- THE EXERCISE -
Return all lines that include the string "name".

(Items from a figure collection)
┌──

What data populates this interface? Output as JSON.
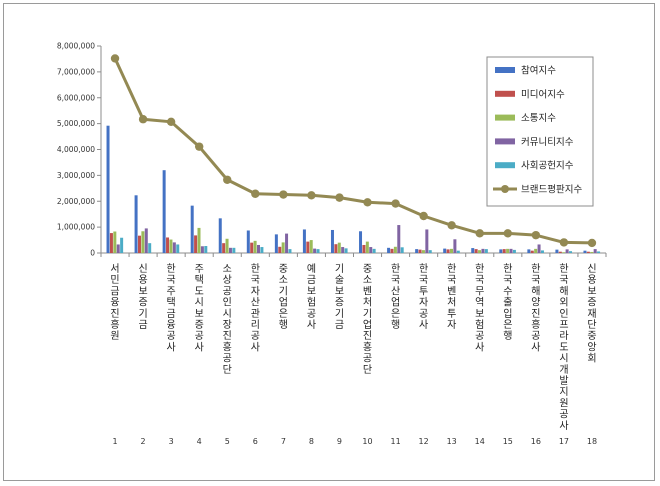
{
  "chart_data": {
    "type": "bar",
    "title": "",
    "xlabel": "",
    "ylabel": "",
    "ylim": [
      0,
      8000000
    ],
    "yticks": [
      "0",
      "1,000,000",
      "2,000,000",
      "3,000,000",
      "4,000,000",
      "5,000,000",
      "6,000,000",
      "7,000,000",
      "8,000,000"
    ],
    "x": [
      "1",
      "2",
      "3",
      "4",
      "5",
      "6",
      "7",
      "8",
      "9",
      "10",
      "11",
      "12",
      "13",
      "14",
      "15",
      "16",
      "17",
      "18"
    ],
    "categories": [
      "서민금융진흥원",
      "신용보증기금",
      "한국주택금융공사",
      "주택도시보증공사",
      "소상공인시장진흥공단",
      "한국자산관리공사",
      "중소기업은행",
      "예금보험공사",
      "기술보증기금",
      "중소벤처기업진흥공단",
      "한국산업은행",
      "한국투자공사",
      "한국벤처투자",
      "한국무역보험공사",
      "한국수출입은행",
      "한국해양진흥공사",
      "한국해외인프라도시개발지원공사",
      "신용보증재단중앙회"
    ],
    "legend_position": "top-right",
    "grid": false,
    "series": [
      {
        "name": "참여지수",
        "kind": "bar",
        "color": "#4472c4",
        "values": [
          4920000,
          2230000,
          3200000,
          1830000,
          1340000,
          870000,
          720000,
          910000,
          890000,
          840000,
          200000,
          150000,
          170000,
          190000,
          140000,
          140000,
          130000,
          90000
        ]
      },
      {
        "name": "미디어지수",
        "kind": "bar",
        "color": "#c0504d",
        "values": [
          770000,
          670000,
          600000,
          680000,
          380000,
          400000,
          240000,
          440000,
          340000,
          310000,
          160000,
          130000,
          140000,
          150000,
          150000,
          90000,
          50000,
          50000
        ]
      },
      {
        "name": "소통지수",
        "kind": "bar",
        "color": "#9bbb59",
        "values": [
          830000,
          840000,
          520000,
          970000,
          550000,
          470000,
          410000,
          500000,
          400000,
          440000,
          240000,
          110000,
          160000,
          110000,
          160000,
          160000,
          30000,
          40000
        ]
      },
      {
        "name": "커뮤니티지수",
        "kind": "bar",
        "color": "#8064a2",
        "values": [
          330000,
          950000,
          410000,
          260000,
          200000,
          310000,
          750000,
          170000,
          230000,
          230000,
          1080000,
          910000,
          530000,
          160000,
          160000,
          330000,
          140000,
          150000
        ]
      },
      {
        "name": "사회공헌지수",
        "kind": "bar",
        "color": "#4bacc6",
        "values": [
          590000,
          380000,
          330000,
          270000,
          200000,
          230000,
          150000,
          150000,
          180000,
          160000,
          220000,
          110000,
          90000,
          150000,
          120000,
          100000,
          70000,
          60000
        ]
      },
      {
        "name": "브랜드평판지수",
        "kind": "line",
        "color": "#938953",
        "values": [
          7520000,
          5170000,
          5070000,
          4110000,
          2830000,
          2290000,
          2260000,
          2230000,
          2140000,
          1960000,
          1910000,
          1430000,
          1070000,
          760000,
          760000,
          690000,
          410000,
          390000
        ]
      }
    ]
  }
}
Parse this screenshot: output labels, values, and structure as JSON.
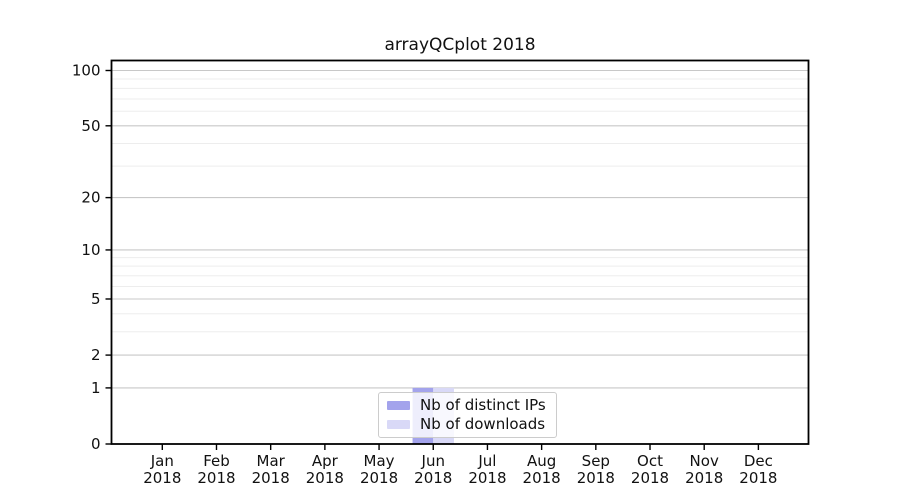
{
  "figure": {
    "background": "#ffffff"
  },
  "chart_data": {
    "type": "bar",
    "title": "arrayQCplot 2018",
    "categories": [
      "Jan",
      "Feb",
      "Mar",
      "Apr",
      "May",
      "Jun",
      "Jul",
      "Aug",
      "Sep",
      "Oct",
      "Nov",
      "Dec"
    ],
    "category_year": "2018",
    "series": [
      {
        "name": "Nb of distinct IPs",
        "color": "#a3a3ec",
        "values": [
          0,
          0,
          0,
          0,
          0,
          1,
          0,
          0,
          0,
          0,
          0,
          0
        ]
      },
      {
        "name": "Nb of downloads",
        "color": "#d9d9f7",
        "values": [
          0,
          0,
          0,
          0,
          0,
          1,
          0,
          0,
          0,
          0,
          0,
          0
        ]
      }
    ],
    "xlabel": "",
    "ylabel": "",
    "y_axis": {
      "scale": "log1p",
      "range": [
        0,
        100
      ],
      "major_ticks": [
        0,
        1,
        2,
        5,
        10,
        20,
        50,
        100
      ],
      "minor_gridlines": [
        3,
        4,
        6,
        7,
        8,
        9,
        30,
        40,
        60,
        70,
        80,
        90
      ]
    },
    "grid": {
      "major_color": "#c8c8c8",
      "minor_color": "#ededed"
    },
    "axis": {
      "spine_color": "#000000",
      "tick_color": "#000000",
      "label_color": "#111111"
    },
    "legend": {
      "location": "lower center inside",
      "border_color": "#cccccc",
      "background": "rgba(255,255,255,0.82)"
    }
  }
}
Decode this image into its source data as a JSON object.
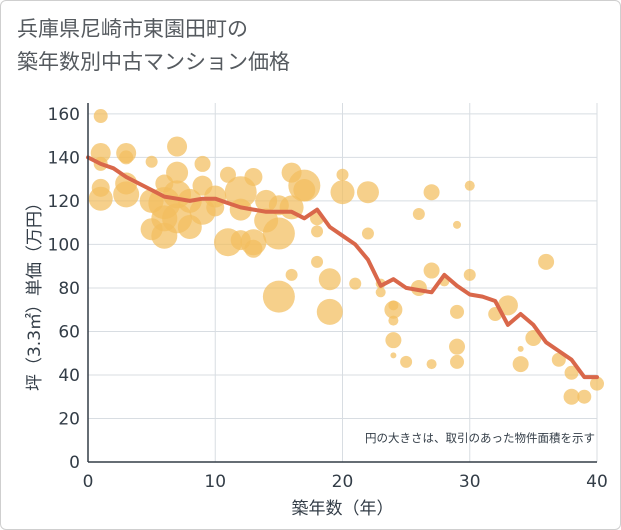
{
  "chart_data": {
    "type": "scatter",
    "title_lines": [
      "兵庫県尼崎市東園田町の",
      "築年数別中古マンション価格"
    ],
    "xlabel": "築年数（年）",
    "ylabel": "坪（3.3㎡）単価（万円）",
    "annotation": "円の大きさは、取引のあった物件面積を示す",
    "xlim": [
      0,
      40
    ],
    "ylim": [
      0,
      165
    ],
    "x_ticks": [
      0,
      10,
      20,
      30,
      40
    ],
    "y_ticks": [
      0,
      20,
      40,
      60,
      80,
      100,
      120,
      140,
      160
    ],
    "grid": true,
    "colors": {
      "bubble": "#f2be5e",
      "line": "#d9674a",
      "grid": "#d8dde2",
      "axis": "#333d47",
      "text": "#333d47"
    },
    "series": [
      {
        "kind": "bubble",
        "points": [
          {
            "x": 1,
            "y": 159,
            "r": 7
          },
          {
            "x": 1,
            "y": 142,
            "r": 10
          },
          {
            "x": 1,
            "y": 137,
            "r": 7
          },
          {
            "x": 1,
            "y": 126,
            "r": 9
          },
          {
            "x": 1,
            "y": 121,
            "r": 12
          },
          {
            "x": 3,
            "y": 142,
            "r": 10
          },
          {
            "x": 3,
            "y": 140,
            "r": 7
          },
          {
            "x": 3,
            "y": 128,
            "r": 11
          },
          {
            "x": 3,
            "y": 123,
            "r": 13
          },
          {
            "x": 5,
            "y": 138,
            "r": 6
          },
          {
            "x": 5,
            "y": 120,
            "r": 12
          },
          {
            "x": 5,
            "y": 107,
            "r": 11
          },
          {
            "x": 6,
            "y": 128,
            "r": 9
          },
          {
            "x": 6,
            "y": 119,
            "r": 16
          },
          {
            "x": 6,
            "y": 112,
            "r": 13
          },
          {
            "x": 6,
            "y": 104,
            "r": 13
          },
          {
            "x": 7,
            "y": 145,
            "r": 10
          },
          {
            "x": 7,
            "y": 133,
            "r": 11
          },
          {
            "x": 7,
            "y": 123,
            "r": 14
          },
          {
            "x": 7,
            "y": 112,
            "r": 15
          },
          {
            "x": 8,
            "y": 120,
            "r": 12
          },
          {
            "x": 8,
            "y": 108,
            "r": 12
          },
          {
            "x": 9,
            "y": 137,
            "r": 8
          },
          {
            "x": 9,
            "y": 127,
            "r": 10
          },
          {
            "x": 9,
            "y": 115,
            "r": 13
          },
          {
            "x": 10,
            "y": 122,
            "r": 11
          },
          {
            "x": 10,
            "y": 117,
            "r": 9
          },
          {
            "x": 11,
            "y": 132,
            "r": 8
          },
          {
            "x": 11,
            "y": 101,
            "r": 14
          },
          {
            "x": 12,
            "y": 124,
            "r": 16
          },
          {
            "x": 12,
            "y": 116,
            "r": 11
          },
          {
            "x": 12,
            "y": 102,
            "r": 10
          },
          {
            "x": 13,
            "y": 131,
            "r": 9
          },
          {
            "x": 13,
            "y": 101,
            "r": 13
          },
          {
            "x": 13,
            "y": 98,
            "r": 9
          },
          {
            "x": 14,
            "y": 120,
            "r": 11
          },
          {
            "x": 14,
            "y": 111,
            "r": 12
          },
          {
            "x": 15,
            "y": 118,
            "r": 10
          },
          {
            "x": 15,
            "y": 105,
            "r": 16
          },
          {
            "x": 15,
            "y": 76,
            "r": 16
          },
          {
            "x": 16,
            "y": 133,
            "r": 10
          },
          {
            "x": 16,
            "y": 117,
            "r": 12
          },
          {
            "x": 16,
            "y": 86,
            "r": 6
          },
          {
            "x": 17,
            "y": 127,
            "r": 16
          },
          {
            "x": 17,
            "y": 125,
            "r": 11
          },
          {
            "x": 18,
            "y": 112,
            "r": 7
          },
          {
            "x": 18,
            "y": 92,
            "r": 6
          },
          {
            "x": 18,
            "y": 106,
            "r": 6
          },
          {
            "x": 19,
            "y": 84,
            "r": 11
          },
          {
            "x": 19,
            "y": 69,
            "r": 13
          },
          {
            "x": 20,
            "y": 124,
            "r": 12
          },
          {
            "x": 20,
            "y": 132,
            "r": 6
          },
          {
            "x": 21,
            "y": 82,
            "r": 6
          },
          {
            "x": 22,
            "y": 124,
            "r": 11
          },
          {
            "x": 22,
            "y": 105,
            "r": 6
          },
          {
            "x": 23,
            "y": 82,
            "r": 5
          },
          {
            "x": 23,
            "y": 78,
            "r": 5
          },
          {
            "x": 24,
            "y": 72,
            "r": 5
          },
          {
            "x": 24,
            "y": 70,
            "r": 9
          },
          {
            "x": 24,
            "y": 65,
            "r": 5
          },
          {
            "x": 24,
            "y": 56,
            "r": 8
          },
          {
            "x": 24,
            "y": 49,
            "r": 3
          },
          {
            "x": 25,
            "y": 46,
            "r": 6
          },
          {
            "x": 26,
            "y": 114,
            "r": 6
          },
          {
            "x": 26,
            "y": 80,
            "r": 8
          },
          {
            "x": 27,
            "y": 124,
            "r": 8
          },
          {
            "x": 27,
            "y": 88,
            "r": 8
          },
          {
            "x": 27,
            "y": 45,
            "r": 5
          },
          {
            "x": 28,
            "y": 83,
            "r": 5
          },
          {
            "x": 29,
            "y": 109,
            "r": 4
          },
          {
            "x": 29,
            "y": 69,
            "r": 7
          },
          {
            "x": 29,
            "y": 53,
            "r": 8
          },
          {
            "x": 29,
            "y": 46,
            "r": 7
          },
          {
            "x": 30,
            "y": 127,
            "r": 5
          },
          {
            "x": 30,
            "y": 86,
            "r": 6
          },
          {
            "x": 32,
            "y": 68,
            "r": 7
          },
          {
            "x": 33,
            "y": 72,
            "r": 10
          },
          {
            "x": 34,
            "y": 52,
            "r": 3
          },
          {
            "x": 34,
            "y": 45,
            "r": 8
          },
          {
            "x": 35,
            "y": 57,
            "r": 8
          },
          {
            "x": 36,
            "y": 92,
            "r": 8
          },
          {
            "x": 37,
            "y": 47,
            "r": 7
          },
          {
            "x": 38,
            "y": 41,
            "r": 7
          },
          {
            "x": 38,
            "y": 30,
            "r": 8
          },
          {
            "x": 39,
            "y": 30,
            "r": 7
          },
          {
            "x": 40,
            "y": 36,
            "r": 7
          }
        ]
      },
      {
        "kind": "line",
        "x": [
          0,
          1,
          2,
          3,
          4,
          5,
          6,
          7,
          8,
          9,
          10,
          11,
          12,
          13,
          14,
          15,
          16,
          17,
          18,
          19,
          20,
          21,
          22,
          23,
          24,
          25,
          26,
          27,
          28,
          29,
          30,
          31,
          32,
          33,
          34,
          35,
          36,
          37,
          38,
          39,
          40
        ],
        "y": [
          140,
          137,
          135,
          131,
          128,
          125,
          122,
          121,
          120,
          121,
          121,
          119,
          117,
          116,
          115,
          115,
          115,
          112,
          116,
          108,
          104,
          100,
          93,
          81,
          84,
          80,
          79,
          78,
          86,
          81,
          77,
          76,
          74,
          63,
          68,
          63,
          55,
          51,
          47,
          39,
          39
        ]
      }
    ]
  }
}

└──

- THE SOLUTION -
        "name": "참여지수",
        "name": "미디어지수",
        "name": "소통지수",
        "name": "커뮤니티지수",
        "name": "사회공헌지수",
        "name": "브랜드평판지수",
        "name": "Nb of distinct IPs",
        "name": "Nb of downloads",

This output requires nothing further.